Kantonrechter aan het woord

De kantonrechter volgt het betoog van de werknemer niet en komt tot de conclusie dat de transitievergoeding moet worden berekend op basis van het vanaf 1 januari 2020 geldende recht. Het moment waarop de arbeidsovereenkomst door de werkgever had kunnen worden opgezegd lag immers na 1 januari 2020. Verder wijst de kantonrechter erop dat de Hoge Raad in zijn uitspraak de beëindigingsverplichting onder betaling van een verplichting afhankelijk stelt van een voorafgaande wens van de werknemer om tot beëindiging van zijn dienstverband over te gaan. Vaststaat volgens de kantonrechter dat de werknemer niet vóór 1 januari 2020 bij de werkgever heeft aangeklopt met de wens om zijn dienstverband te beëindigen.

Tot slot wijst de kantonrechter een informatieverplichting van de werkgever van de hand. De werkgever heeft volgens de kantonrechter niet de verplichting om de werknemer actief te wijzen op de mogelijkheid om een verzoek tot medewerking tot beëindiging van het dienstverband onder toekenning van de transitievergoeding te doen.

===============

▶ [OPDRACHTEN]:
a – Typ de tekst over de transitievergoeding letterlijk over, van "Tot slot wijst" tot en met "transitievergoeding te doen.".
b – Noem alle partijen en rechterlijke instanties die in de tekst over de transitievergoeding voorkomen.
c – Ga verder met de tekst over de transitievergoeding, aansluitend op de laatste zin.
De rijen spelen bij deze opdrachten geen rol.

▶ [GESELECTEERDE RIJEN]:
===============

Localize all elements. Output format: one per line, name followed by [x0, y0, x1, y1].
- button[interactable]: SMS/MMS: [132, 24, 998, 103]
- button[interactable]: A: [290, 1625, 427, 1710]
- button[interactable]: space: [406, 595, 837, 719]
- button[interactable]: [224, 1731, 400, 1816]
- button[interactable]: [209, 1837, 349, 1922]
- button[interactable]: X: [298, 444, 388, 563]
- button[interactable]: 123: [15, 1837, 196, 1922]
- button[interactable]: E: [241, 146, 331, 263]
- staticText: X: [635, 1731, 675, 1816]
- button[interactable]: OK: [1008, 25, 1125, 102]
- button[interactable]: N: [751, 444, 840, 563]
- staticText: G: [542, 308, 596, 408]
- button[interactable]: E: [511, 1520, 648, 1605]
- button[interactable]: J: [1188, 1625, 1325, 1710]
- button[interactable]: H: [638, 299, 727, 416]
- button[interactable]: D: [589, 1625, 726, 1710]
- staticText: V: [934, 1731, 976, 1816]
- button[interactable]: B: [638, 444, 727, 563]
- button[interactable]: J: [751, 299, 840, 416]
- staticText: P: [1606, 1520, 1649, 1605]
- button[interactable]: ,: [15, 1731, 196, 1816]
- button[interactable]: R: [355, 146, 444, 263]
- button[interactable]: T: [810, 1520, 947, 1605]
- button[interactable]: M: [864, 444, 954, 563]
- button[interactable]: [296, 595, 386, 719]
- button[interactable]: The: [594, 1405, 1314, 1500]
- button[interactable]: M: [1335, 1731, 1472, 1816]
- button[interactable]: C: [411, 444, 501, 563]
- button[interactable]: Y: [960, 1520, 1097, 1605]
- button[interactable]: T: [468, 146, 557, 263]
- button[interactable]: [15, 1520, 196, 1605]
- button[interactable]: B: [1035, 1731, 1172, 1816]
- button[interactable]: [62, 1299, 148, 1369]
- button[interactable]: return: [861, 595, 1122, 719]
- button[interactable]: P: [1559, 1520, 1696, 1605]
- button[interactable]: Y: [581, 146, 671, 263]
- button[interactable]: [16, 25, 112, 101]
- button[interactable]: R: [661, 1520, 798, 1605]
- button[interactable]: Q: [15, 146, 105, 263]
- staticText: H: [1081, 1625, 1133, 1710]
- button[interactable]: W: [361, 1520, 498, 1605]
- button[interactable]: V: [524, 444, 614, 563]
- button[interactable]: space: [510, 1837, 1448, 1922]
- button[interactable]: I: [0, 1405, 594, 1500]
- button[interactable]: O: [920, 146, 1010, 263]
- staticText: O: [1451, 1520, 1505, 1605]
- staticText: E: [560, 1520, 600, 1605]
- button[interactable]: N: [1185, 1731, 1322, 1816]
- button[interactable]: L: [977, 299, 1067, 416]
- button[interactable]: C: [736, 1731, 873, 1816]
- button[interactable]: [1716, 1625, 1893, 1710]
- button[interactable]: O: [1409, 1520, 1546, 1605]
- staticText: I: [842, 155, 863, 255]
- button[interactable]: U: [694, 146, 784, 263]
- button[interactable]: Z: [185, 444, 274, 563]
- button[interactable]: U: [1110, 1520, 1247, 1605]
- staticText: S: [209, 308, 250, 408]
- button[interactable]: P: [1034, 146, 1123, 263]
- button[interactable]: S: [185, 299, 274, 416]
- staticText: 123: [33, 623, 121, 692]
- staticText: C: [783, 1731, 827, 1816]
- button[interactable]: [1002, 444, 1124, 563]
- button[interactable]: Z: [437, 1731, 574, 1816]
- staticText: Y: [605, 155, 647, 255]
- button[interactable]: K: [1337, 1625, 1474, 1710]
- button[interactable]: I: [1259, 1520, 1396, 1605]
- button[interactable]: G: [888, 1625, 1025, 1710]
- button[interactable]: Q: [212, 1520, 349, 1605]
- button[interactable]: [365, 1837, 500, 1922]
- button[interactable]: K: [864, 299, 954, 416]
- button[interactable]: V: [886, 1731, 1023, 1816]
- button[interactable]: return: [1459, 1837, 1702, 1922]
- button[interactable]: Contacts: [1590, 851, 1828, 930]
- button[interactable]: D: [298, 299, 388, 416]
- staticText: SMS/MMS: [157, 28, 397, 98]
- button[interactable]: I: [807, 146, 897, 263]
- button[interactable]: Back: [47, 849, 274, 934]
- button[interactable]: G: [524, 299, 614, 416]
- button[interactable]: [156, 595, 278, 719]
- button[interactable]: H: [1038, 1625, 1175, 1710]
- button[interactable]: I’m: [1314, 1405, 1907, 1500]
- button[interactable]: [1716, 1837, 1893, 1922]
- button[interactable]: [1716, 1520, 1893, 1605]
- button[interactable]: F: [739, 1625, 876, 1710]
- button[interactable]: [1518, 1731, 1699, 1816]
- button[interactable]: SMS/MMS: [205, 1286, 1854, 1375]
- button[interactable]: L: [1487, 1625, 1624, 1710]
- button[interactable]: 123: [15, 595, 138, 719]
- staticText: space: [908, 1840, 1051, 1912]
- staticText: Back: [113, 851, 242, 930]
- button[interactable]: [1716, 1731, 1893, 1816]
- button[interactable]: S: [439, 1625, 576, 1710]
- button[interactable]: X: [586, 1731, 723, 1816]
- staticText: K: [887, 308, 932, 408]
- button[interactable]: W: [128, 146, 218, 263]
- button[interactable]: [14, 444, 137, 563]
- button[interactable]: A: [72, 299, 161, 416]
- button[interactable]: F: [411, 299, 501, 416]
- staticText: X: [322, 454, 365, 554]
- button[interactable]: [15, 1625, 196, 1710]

===============

▶ [GEGEVEN ANTWOORDEN]:
a –
Tot slot wijst de kantonrechter een informatieverplichting van de werkgever van de hand. De werkgever heeft volgens de kantonrechter niet de verplichting om de werknemer actief te wijzen op de mogelijkheid om een verzoek tot medewerking tot beëindiging van het dienstverband onder toekenning van de transitievergoeding te doen.

b – De kantonrechter, de werknemer, de werkgever en de Hoge Raad.

c –
Voor de praktijk

Deze uitspraak van de kantonrechter onderstreept nog maar eens dat een werkgever niet de verplichting heeft uit eigen beweging het dienstverband met een slaper te beëindigen. Het initiatief ligt eerst bij de werknemer die zijn wens om het dienstverband te beëindigen kenbaar moet maken.

Verder blijkt uit deze uitspraak dat de werkgever niet de verplichting heeft om slapende werknemers te wijzen op de mogelijkheid om een verzoek tot beëindiging van het dienstverband onder toekenning van een vergoeding te doen.